### [Задание a]
Отредактируйте часть фрагмента о фигурах городского пространства, которая открывается словами «Обратимся же к» и завершается словами «старика и женщины.». Перепишите её, заменив «XIX века» на «девятнадцатого столетия».

### [Фрагмент текста]
== == ==
Обратимся же к тем знаковым фигурам городского пространства, которые выхватывает из толпы горожан это особое зрение «современного» художника. Поскольку рамки данной работы не позволяют рассматривать всю совокупность «человеческого муравейника», мы остановимся лишь на двух наиболее показательных для XIX века топосах старика и женщины.
В рассказе По «Человек толпы» при наступлении сумерек, когда на улицах зажигают газ, лица прохожих озаряются неестественным, неверным, предательским светом и в поле зрения поднаторевшего к тому времени в изучении различных фигур, типов, одежд, походок и выражений лиц рассказчика попадает старик. Старик (старец, старьевщик/тряпичник, бродяга, нищий, Вечный жид) – воплощенная мудрость жизни, ходячая лаборатория опыта, вместилище былых тайн, пороков, преступлений, высших откровений; он является одним из значимых топосов и будоражит воображение художника; старик – это своеобразное реверсивное эго повествователя. И По, и Достоевский, отталкиваясь от образа большого города-лабиринта, полу-Лондона, полу-Парижа, знакомого им скорее лишь по романам, физиологиям и иностранной газетной хронике, вольно или скорее невольно воссоздают зрительные аберрации, воспроизводя характерные для своего времени топосы и вводя их в национальную культуру. Старик, человек толпы, в одноименном рассказе По привлекает внимание рассказчика «совершенною неповторимостью выражения»:
Одежда его была вся перепачкана и в лохмотьях; но, когда он время от времени попадал под яркий свет фонаря, я видел, что рубашка его хотя и засалена, но из тончайшей материи; и если только зрение меня не обманывало, то сквозь прореху в его roquelair’e, застегнутом на все пуговицы и, видимо, с чужого плеча, в который он был завернут, я мельком заметил бриллиант и кинжал[157].
== == ==
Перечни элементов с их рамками
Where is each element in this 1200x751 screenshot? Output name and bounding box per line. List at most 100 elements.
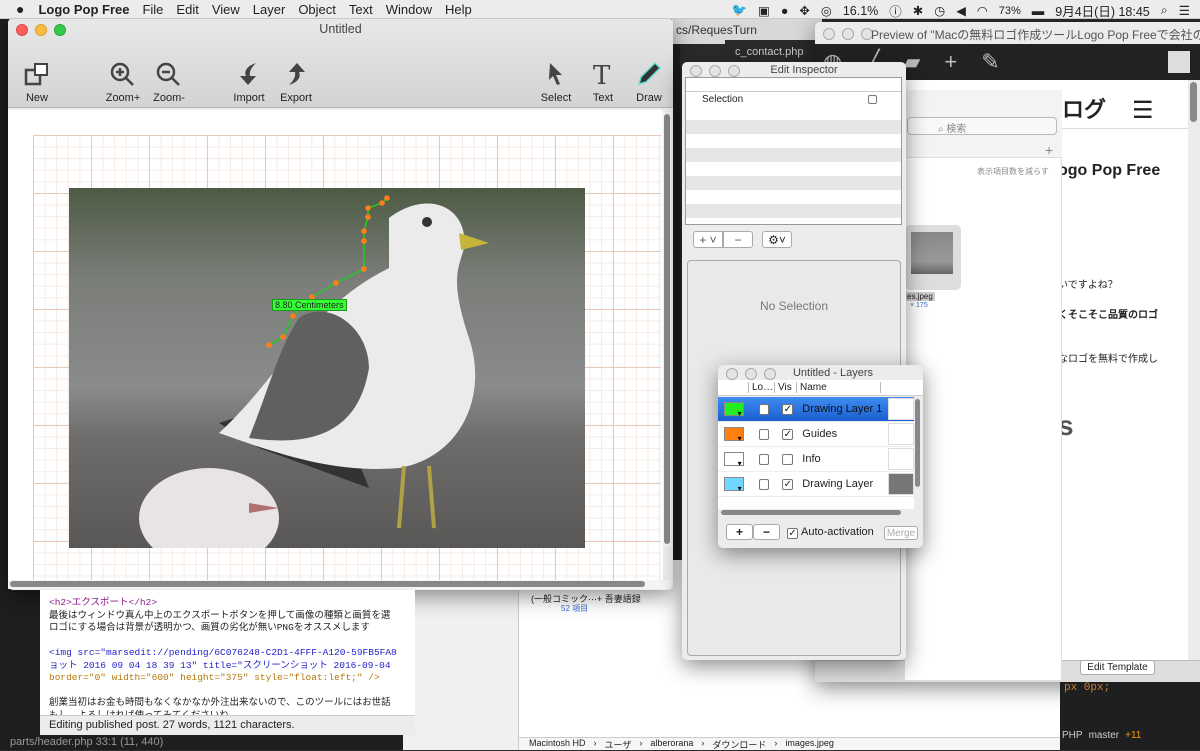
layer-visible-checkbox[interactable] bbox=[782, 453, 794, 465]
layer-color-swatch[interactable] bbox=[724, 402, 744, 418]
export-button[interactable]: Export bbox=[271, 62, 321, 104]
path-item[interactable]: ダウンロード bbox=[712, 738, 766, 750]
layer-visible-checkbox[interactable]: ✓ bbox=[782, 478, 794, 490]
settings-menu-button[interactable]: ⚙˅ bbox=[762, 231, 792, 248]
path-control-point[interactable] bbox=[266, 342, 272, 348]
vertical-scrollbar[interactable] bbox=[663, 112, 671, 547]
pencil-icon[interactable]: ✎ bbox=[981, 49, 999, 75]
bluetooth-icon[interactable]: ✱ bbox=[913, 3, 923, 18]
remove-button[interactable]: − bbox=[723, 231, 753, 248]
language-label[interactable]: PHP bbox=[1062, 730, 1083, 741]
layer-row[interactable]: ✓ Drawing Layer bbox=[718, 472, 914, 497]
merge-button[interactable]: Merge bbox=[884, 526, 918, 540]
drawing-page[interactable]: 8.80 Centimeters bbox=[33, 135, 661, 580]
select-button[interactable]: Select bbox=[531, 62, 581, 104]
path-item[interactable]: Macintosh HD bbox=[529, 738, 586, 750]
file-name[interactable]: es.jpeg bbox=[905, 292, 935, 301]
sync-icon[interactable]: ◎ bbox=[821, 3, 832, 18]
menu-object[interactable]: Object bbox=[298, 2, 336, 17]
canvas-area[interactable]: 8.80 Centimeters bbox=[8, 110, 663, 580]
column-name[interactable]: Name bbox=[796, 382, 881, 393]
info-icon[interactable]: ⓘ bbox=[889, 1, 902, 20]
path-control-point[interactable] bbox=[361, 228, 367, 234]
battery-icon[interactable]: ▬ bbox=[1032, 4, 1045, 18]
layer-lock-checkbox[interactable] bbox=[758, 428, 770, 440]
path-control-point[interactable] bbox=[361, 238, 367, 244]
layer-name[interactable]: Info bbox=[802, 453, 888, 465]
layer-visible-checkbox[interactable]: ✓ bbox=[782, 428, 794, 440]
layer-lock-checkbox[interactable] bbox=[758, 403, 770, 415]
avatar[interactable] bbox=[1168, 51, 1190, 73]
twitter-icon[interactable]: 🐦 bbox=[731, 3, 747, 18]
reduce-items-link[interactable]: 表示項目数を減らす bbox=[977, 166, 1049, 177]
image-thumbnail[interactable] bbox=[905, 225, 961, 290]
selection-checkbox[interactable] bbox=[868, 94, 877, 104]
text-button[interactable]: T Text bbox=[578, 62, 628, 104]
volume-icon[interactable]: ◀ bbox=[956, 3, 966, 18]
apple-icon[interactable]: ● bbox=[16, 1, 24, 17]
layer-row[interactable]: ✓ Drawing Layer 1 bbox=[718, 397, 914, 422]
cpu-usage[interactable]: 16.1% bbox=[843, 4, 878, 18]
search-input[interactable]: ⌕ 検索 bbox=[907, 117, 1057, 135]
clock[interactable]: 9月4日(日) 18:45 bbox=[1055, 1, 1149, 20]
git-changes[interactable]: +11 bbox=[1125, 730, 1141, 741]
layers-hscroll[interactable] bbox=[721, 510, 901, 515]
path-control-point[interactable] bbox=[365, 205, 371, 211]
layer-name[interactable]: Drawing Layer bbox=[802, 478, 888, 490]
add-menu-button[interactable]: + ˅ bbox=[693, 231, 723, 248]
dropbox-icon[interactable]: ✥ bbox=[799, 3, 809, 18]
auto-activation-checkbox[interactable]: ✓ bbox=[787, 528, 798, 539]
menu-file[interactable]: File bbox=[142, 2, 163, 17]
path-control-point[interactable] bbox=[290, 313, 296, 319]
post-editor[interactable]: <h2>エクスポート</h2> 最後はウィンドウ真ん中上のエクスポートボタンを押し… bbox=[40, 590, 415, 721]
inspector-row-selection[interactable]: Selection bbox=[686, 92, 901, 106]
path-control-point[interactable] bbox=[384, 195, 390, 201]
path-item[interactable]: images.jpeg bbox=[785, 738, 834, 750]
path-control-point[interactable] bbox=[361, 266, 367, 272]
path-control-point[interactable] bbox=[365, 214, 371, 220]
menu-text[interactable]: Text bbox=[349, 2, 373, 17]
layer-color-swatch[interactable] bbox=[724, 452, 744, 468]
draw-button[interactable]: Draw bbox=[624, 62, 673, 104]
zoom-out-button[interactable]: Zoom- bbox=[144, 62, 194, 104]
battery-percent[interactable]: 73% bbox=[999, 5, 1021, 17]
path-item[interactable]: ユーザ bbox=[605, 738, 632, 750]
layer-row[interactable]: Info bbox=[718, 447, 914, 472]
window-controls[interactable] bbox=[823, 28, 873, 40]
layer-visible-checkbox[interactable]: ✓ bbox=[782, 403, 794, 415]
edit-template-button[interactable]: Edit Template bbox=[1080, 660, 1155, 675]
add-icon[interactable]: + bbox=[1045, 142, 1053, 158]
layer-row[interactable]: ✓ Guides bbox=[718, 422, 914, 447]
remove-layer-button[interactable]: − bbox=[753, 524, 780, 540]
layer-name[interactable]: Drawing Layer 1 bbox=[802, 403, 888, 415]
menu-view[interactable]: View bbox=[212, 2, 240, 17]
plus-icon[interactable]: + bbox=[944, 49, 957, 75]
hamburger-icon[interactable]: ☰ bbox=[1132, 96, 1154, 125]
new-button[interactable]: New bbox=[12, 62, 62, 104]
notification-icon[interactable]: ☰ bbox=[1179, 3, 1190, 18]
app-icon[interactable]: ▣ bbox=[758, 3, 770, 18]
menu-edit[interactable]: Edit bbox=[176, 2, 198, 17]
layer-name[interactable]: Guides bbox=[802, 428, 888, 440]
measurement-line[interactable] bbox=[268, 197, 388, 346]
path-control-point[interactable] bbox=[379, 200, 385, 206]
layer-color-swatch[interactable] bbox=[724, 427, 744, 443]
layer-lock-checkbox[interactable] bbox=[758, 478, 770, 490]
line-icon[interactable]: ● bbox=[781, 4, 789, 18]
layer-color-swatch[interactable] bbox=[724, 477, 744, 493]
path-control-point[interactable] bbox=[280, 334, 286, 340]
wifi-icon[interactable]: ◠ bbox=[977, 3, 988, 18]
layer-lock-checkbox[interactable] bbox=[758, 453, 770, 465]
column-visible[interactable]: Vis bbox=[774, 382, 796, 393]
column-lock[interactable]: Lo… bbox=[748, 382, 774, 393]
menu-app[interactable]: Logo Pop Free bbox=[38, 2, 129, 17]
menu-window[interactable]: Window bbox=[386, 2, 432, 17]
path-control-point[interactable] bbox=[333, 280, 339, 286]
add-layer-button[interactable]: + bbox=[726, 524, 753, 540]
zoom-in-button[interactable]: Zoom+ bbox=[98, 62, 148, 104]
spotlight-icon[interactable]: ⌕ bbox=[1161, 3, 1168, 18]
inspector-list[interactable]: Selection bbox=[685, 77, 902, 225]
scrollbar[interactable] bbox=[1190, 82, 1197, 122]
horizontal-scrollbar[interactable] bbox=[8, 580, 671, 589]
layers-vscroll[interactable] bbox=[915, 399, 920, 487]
== == ==
### [Задание b]
Перепишите без изменений часть записей, которая открывается строкой, содержащей «layer-visible-checkbox[interactable] bbox=[782, 453, 794, 465]», и завершается строкой, содержащей «path-control-point[interactable] bbox=[361, 228, 367, 234]», включая обе эти строки.

### [Ожидаемый ответ a]
Обратимся же к тем знаковым фигурам городского пространства, которые выхватывает из толпы горожан это особое зрение «современного» художника. Поскольку рамки данной работы не позволяют рассматривать всю совокупность «человеческого муравейника», мы остановимся лишь на двух наиболее показательных для девятнадцатого столетия топосах старика и женщины.

### [Ожидаемый ответ b]
layer-visible-checkbox[interactable] bbox=[782, 453, 794, 465]
layer-color-swatch[interactable] bbox=[724, 402, 744, 418]
export-button[interactable]: Export bbox=[271, 62, 321, 104]
path-item[interactable]: ダウンロード bbox=[712, 738, 766, 750]
layer-visible-checkbox[interactable]: ✓ bbox=[782, 478, 794, 490]
settings-menu-button[interactable]: ⚙˅ bbox=[762, 231, 792, 248]
path-control-point[interactable] bbox=[266, 342, 272, 348]
vertical-scrollbar[interactable] bbox=[663, 112, 671, 547]
pencil-icon[interactable]: ✎ bbox=[981, 49, 999, 75]
bluetooth-icon[interactable]: ✱ bbox=[913, 3, 923, 18]
remove-button[interactable]: − bbox=[723, 231, 753, 248]
language-label[interactable]: PHP bbox=[1062, 730, 1083, 741]
layer-row[interactable]: ✓ Drawing Layer bbox=[718, 472, 914, 497]
merge-button[interactable]: Merge bbox=[884, 526, 918, 540]
drawing-page[interactable]: 8.80 Centimeters bbox=[33, 135, 661, 580]
select-button[interactable]: Select bbox=[531, 62, 581, 104]
path-item[interactable]: Macintosh HD bbox=[529, 738, 586, 750]
file-name[interactable]: es.jpeg bbox=[905, 292, 935, 301]
sync-icon[interactable]: ◎ bbox=[821, 3, 832, 18]
menu-object[interactable]: Object bbox=[298, 2, 336, 17]
canvas-area[interactable]: 8.80 Centimeters bbox=[8, 110, 663, 580]
column-name[interactable]: Name bbox=[796, 382, 881, 393]
info-icon[interactable]: ⓘ bbox=[889, 1, 902, 20]
path-control-point[interactable] bbox=[361, 228, 367, 234]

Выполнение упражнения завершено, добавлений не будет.